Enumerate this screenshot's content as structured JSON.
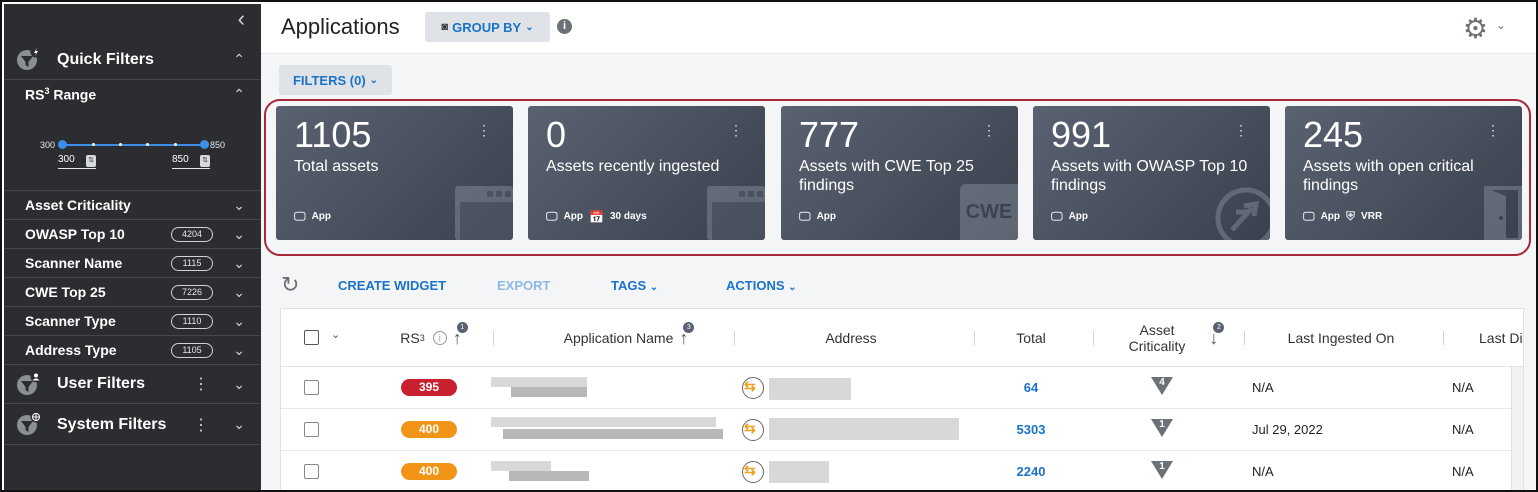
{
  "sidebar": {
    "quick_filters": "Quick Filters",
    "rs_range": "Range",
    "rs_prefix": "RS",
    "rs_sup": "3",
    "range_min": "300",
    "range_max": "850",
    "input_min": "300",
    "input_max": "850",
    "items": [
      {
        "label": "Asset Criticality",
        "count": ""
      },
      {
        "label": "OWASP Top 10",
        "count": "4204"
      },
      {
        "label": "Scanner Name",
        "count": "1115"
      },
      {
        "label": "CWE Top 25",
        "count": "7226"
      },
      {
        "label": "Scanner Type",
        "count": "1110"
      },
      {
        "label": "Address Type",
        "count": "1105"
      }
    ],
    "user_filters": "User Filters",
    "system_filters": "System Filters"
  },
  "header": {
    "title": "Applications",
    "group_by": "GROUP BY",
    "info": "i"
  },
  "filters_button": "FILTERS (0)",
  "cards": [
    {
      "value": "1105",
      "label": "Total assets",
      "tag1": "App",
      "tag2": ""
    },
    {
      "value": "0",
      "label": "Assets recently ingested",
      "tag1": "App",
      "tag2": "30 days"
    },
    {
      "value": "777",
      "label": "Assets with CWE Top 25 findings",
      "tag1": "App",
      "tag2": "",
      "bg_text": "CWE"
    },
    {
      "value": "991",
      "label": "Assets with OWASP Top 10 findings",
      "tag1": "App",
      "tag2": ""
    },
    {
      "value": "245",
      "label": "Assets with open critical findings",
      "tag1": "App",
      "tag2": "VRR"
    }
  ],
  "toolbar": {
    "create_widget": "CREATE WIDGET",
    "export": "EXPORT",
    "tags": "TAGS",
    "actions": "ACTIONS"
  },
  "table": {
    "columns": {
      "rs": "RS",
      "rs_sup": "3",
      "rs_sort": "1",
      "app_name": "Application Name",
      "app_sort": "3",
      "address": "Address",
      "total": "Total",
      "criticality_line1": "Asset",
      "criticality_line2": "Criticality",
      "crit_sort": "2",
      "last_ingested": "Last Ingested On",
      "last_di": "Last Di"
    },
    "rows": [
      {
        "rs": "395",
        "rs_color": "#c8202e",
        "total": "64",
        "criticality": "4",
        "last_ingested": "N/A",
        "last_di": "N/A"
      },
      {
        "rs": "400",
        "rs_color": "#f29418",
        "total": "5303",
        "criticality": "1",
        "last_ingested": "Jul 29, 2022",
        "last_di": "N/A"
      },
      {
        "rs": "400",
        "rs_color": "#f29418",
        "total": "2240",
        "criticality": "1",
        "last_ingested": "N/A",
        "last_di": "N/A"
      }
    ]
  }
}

::::

- AIM:
Write out all the entries again, word for word, and print no images.

- OUTPUT BELOW:
Enumerate this screenshot's content as structured JSON.
{
  "sidebar": {
    "quick_filters": "Quick Filters",
    "rs_range": "Range",
    "rs_prefix": "RS",
    "rs_sup": "3",
    "range_min": "300",
    "range_max": "850",
    "input_min": "300",
    "input_max": "850",
    "items": [
      {
        "label": "Asset Criticality",
        "count": ""
      },
      {
        "label": "OWASP Top 10",
        "count": "4204"
      },
      {
        "label": "Scanner Name",
        "count": "1115"
      },
      {
        "label": "CWE Top 25",
        "count": "7226"
      },
      {
        "label": "Scanner Type",
        "count": "1110"
      },
      {
        "label": "Address Type",
        "count": "1105"
      }
    ],
    "user_filters": "User Filters",
    "system_filters": "System Filters"
  },
  "header": {
    "title": "Applications",
    "group_by": "GROUP BY",
    "info": "i"
  },
  "filters_button": "FILTERS (0)",
  "cards": [
    {
      "value": "1105",
      "label": "Total assets",
      "tag1": "App",
      "tag2": ""
    },
    {
      "value": "0",
      "label": "Assets recently ingested",
      "tag1": "App",
      "tag2": "30 days"
    },
    {
      "value": "777",
      "label": "Assets with CWE Top 25 findings",
      "tag1": "App",
      "tag2": "",
      "bg_text": "CWE"
    },
    {
      "value": "991",
      "label": "Assets with OWASP Top 10 findings",
      "tag1": "App",
      "tag2": ""
    },
    {
      "value": "245",
      "label": "Assets with open critical findings",
      "tag1": "App",
      "tag2": "VRR"
    }
  ],
  "toolbar": {
    "create_widget": "CREATE WIDGET",
    "export": "EXPORT",
    "tags": "TAGS",
    "actions": "ACTIONS"
  },
  "table": {
    "columns": {
      "rs": "RS",
      "rs_sup": "3",
      "rs_sort": "1",
      "app_name": "Application Name",
      "app_sort": "3",
      "address": "Address",
      "total": "Total",
      "criticality_line1": "Asset",
      "criticality_line2": "Criticality",
      "crit_sort": "2",
      "last_ingested": "Last Ingested On",
      "last_di": "Last Di"
    },
    "rows": [
      {
        "rs": "395",
        "rs_color": "#c8202e",
        "total": "64",
        "criticality": "4",
        "last_ingested": "N/A",
        "last_di": "N/A"
      },
      {
        "rs": "400",
        "rs_color": "#f29418",
        "total": "5303",
        "criticality": "1",
        "last_ingested": "Jul 29, 2022",
        "last_di": "N/A"
      },
      {
        "rs": "400",
        "rs_color": "#f29418",
        "total": "2240",
        "criticality": "1",
        "last_ingested": "N/A",
        "last_di": "N/A"
      }
    ]
  }
}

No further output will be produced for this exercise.